Start

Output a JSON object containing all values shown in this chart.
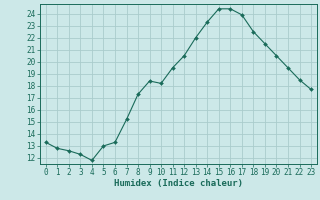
{
  "x": [
    0,
    1,
    2,
    3,
    4,
    5,
    6,
    7,
    8,
    9,
    10,
    11,
    12,
    13,
    14,
    15,
    16,
    17,
    18,
    19,
    20,
    21,
    22,
    23
  ],
  "y": [
    13.3,
    12.8,
    12.6,
    12.3,
    11.8,
    13.0,
    13.3,
    15.2,
    17.3,
    18.4,
    18.2,
    19.5,
    20.5,
    22.0,
    23.3,
    24.4,
    24.4,
    23.9,
    22.5,
    21.5,
    20.5,
    19.5,
    18.5,
    17.7
  ],
  "line_color": "#1a6b5a",
  "marker": "D",
  "marker_size": 2.0,
  "bg_color": "#cce8e8",
  "grid_color": "#aacccc",
  "xlabel": "Humidex (Indice chaleur)",
  "xlim": [
    -0.5,
    23.5
  ],
  "ylim": [
    11.5,
    24.8
  ],
  "yticks": [
    12,
    13,
    14,
    15,
    16,
    17,
    18,
    19,
    20,
    21,
    22,
    23,
    24
  ],
  "xticks": [
    0,
    1,
    2,
    3,
    4,
    5,
    6,
    7,
    8,
    9,
    10,
    11,
    12,
    13,
    14,
    15,
    16,
    17,
    18,
    19,
    20,
    21,
    22,
    23
  ],
  "tick_color": "#1a6b5a",
  "label_color": "#1a6b5a",
  "font_size": 5.5,
  "xlabel_fontsize": 6.5
}
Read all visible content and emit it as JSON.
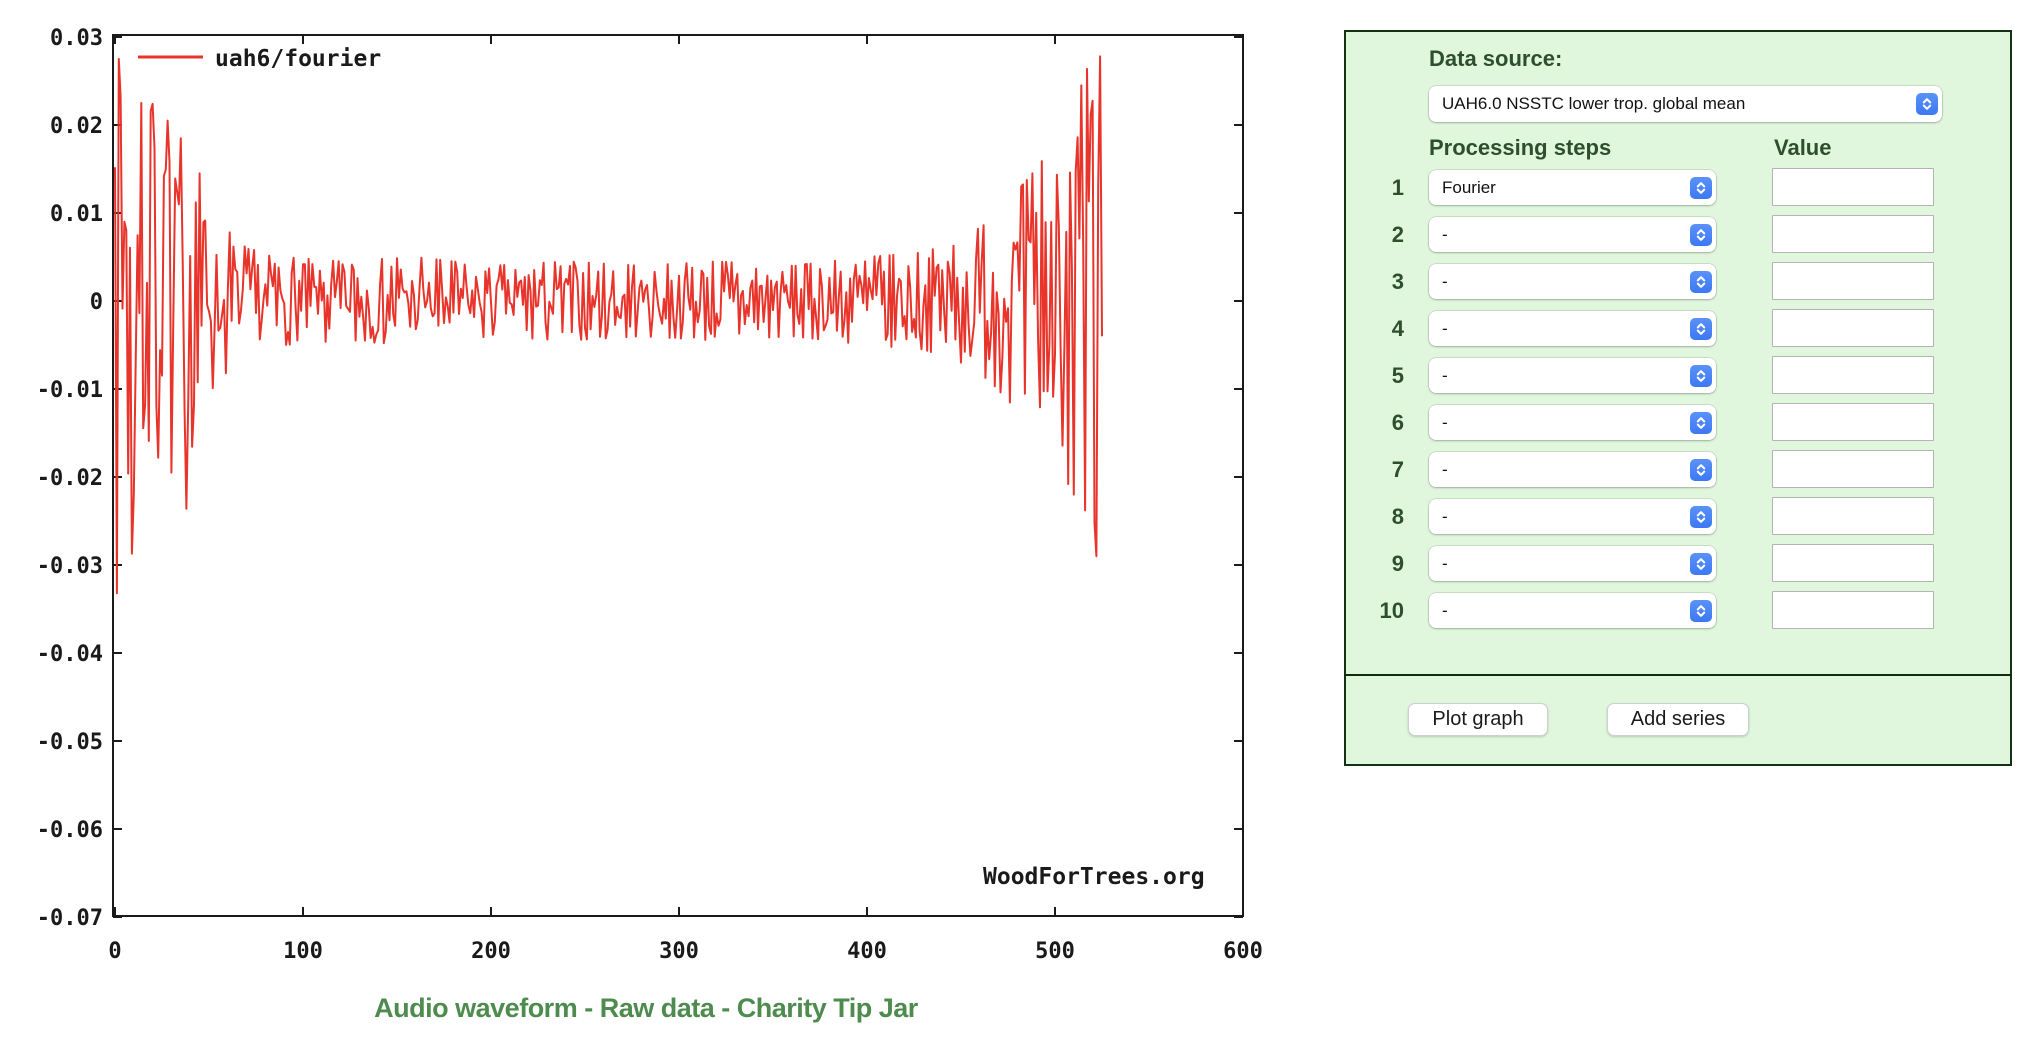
{
  "chart_data": {
    "type": "line",
    "title": "",
    "xlabel": "",
    "ylabel": "",
    "xlim": [
      0,
      600
    ],
    "ylim": [
      -0.07,
      0.03
    ],
    "grid": false,
    "legend_position": "top-left",
    "series": [
      {
        "name": "uah6/fourier",
        "color": "#e8342a"
      }
    ],
    "xticks": {
      "values": [
        0,
        100,
        200,
        300,
        400,
        500,
        600
      ],
      "labels": [
        "0",
        "100",
        "200",
        "300",
        "400",
        "500",
        "600"
      ]
    },
    "yticks": {
      "values": [
        0.03,
        0.02,
        0.01,
        0,
        -0.01,
        -0.02,
        -0.03,
        -0.04,
        -0.05,
        -0.06,
        -0.07
      ],
      "labels": [
        "0.03",
        "0.02",
        "0.01",
        "0",
        "-0.01",
        "-0.02",
        "-0.03",
        "-0.04",
        "-0.05",
        "-0.06",
        "-0.07"
      ]
    },
    "watermark": "WoodForTrees.org",
    "waveform": {
      "description": "Fourier transform of UAH6.0 lower-troposphere series: large oscillations near both ends, small noise (~±0.005) through the middle, data runs x=0..525",
      "x_start": 0,
      "x_end": 525,
      "n": 526,
      "seed": 7,
      "envelope": [
        [
          0,
          0.033
        ],
        [
          3,
          0.03
        ],
        [
          6,
          0.022
        ],
        [
          10,
          0.024
        ],
        [
          15,
          0.02
        ],
        [
          20,
          0.022
        ],
        [
          25,
          0.015
        ],
        [
          30,
          0.016
        ],
        [
          38,
          0.02
        ],
        [
          45,
          0.012
        ],
        [
          55,
          0.009
        ],
        [
          70,
          0.006
        ],
        [
          90,
          0.005
        ],
        [
          120,
          0.0045
        ],
        [
          160,
          0.005
        ],
        [
          200,
          0.004
        ],
        [
          240,
          0.0045
        ],
        [
          280,
          0.004
        ],
        [
          320,
          0.0045
        ],
        [
          360,
          0.004
        ],
        [
          400,
          0.005
        ],
        [
          430,
          0.0055
        ],
        [
          450,
          0.007
        ],
        [
          465,
          0.009
        ],
        [
          478,
          0.012
        ],
        [
          490,
          0.015
        ],
        [
          500,
          0.018
        ],
        [
          510,
          0.022
        ],
        [
          518,
          0.027
        ],
        [
          525,
          0.03
        ]
      ],
      "pinned_points": [
        [
          0,
          0.0152
        ],
        [
          1,
          -0.0332
        ],
        [
          2,
          0.0275
        ],
        [
          5,
          0.009
        ],
        [
          7,
          -0.0196
        ],
        [
          9,
          -0.0287
        ],
        [
          14,
          0.0225
        ],
        [
          16,
          -0.0118
        ],
        [
          20,
          0.0224
        ],
        [
          22,
          -0.012
        ],
        [
          26,
          0.0142
        ],
        [
          28,
          0.0205
        ],
        [
          30,
          -0.0195
        ],
        [
          34,
          0.011
        ],
        [
          38,
          -0.0236
        ],
        [
          45,
          0.0145
        ],
        [
          508,
          0.0146
        ],
        [
          512,
          0.0186
        ],
        [
          516,
          -0.0238
        ],
        [
          519,
          0.0212
        ],
        [
          521,
          -0.0252
        ],
        [
          522,
          -0.029
        ],
        [
          524,
          0.0278
        ],
        [
          525,
          -0.004
        ]
      ]
    }
  },
  "links": {
    "separator": " - ",
    "items": [
      "Audio waveform",
      "Raw data",
      "Charity Tip Jar"
    ]
  },
  "panel": {
    "data_source_label": "Data source:",
    "data_source_value": "UAH6.0 NSSTC lower trop. global mean",
    "headers": {
      "processing": "Processing steps",
      "value": "Value"
    },
    "rows": [
      {
        "num": "1",
        "step": "Fourier",
        "value": ""
      },
      {
        "num": "2",
        "step": "-",
        "value": ""
      },
      {
        "num": "3",
        "step": "-",
        "value": ""
      },
      {
        "num": "4",
        "step": "-",
        "value": ""
      },
      {
        "num": "5",
        "step": "-",
        "value": ""
      },
      {
        "num": "6",
        "step": "-",
        "value": ""
      },
      {
        "num": "7",
        "step": "-",
        "value": ""
      },
      {
        "num": "8",
        "step": "-",
        "value": ""
      },
      {
        "num": "9",
        "step": "-",
        "value": ""
      },
      {
        "num": "10",
        "step": "-",
        "value": ""
      }
    ],
    "buttons": {
      "plot": "Plot graph",
      "add": "Add series"
    }
  }
}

End

Which lines hold the word "JSON"? Copy every one of them.

Output a JSON object containing all values shown in this chart.
Read all visible content and emit it as JSON.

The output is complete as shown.